→ **TASK DESCRIPTION**: In the entries below, find the lines with the word "this" and copy them.

──────────

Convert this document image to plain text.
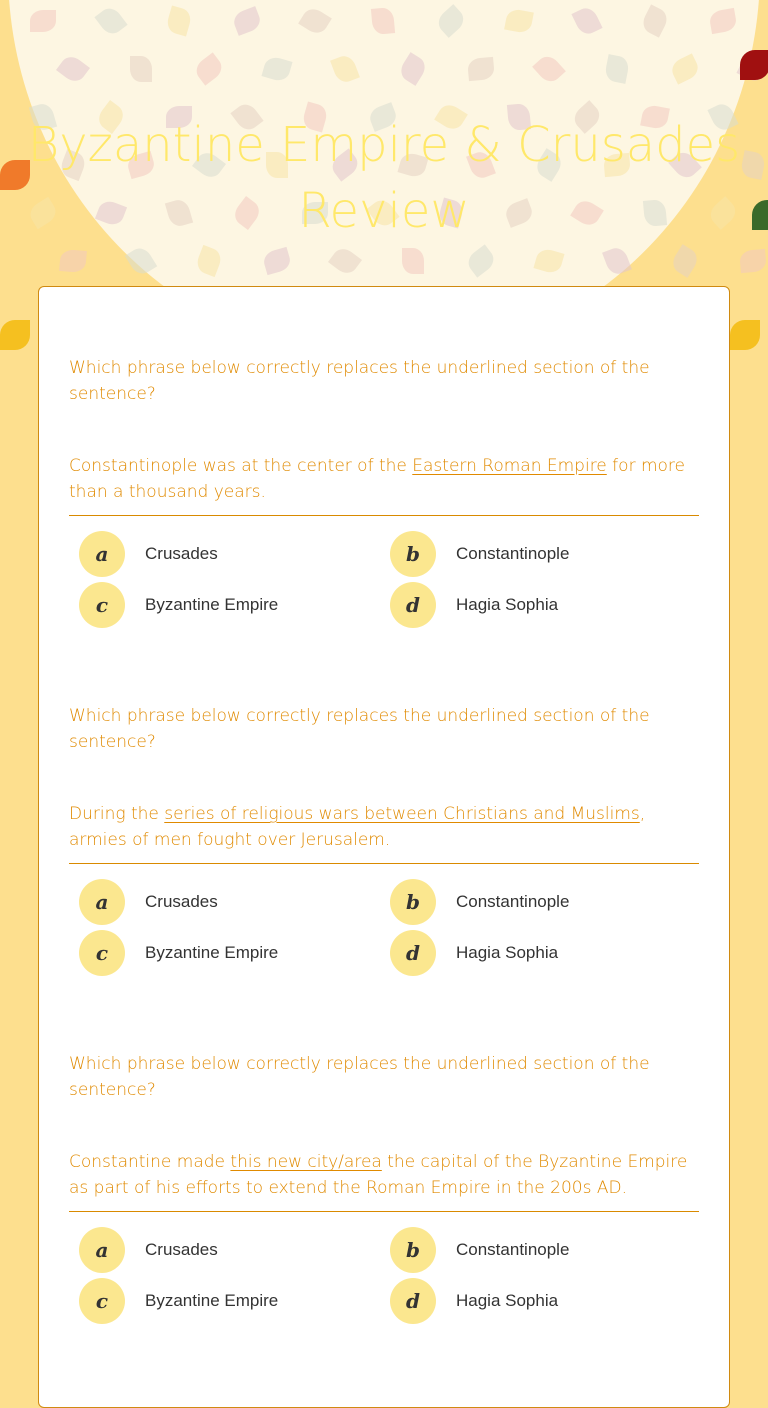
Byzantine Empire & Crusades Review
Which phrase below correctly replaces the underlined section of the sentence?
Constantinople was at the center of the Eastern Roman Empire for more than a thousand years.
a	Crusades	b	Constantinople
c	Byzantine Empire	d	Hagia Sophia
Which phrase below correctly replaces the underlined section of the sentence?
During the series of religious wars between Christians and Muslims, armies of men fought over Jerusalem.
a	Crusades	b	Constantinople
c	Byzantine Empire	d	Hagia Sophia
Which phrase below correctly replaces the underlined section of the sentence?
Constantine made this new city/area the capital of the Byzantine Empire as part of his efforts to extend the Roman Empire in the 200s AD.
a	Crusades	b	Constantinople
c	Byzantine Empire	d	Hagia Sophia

──────────

→ **ANSWER IN FULL**:
Convert this document image to plain text.
Constantine made this new city/area the capital of the Byzantine Empire as part of his efforts to extend the Roman Empire in the 200s AD.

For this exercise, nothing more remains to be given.